### TASK BRIEF
State how many lines of the entries hold the string "name". Reply with the number alone.

[Data extracted from a collection]
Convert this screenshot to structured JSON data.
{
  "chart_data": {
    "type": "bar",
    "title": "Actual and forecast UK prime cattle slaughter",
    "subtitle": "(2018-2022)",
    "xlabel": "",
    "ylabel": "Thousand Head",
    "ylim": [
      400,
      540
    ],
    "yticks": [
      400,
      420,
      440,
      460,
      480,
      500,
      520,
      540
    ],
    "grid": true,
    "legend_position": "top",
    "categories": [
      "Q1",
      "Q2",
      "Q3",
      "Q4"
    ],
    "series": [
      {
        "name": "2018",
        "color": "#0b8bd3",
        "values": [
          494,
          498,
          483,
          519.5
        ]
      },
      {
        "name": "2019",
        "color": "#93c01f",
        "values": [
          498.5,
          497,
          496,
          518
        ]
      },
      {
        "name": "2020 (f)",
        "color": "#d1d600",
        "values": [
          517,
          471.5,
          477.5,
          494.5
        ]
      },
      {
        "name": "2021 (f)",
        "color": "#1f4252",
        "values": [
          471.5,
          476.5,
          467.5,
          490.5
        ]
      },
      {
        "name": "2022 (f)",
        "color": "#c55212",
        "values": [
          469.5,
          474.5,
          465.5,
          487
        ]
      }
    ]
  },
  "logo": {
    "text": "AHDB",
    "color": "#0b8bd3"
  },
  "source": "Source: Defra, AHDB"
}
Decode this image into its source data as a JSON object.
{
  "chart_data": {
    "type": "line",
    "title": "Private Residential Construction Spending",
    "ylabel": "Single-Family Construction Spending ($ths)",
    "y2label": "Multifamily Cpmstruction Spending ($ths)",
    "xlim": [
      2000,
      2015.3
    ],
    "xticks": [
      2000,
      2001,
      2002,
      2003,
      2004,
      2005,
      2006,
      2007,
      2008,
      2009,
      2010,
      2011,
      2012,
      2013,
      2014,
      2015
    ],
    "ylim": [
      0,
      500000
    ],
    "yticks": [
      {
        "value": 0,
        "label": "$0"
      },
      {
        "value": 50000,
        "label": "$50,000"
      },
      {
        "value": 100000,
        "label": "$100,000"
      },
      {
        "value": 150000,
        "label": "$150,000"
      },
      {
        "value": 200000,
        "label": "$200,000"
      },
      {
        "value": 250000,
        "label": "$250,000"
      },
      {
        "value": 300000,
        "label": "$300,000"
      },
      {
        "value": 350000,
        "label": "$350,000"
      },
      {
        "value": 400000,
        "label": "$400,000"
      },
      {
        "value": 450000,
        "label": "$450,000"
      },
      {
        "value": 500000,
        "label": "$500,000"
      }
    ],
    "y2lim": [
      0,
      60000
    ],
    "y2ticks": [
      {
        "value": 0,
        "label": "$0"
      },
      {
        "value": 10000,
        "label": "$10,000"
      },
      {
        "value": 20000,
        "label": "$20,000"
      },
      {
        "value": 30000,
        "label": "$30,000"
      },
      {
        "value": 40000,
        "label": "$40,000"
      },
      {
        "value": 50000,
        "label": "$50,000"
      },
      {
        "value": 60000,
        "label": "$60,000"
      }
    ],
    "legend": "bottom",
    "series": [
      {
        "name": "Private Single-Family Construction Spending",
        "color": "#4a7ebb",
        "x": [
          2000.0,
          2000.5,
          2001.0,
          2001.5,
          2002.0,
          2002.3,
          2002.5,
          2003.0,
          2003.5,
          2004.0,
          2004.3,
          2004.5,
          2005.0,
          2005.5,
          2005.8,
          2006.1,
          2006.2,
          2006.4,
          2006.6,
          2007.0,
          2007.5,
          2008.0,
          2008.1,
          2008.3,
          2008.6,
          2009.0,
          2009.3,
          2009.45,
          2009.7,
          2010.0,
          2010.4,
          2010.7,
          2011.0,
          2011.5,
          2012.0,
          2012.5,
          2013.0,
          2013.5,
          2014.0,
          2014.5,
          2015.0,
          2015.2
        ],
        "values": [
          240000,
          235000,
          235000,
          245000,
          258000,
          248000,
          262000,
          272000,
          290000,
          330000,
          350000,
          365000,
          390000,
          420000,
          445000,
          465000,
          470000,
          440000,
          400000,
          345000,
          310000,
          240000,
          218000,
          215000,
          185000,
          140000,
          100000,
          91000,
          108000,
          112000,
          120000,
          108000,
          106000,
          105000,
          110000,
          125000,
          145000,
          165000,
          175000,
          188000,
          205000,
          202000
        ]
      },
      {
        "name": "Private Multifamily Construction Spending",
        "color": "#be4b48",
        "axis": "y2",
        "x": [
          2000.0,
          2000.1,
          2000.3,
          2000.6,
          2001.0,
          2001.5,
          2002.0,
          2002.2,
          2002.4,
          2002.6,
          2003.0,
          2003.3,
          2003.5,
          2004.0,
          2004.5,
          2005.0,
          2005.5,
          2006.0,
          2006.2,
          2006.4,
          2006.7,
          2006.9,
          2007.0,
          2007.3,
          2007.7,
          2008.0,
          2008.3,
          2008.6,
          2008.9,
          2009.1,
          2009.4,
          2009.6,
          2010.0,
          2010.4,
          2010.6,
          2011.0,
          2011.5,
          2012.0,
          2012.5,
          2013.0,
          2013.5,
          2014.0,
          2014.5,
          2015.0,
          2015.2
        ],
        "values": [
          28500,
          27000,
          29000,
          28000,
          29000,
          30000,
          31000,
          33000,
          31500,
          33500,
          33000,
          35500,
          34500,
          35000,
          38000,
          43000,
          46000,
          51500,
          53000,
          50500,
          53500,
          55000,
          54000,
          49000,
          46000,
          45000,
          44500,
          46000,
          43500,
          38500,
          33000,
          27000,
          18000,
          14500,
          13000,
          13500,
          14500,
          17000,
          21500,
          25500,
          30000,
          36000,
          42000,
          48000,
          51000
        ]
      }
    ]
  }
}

### RESULT BELOW
7